Raw records:
········

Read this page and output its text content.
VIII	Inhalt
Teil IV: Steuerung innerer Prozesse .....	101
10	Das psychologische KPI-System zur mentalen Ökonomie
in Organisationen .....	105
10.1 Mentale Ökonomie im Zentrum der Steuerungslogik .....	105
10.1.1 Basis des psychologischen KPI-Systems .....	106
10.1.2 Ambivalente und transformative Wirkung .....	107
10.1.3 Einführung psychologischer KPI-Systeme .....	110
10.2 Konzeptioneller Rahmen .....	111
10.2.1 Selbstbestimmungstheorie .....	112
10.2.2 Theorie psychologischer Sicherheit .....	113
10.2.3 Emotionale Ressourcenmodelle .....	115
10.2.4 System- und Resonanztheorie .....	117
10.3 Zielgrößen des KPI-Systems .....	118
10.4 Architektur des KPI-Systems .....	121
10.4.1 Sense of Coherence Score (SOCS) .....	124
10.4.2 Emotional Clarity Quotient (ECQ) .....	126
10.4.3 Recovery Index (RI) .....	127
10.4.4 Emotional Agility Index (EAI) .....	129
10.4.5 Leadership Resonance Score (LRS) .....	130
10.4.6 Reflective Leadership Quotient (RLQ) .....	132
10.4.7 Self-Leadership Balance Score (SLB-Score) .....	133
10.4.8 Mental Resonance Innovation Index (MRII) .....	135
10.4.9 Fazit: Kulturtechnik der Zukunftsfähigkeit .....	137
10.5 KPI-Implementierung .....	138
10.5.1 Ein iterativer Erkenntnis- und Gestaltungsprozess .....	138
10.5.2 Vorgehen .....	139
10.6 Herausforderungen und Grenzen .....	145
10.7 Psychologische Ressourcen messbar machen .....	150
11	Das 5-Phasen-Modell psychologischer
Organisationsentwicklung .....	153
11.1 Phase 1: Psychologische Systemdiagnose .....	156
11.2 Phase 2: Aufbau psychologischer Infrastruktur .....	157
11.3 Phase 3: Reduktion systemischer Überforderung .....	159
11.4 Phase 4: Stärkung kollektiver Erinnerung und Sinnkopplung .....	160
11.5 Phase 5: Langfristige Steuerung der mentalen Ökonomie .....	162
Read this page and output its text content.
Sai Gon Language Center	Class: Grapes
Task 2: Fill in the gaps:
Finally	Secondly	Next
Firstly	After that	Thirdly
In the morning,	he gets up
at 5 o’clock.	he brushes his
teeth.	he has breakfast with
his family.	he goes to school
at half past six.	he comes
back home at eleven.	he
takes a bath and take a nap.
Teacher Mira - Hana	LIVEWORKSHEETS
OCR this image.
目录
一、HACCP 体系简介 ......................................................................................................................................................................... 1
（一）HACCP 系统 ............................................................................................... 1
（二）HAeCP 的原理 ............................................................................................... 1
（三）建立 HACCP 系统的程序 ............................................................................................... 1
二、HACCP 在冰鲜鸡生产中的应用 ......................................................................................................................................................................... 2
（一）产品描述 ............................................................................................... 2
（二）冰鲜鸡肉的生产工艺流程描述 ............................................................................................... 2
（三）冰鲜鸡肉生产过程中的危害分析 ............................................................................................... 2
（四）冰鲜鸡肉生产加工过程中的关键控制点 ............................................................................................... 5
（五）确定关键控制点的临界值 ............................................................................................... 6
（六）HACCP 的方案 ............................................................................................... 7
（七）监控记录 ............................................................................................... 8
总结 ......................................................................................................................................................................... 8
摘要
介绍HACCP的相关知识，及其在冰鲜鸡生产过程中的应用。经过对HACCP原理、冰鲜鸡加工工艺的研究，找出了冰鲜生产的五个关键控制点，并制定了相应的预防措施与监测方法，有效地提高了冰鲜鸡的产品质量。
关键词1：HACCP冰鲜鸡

········

Copy each line that holds the word "Index".

10.4.3 Recovery Index (RI) .....	127
10.4.4 Emotional Agility Index (EAI) .....	129
10.4.8 Mental Resonance Innovation Index (MRII) .....	135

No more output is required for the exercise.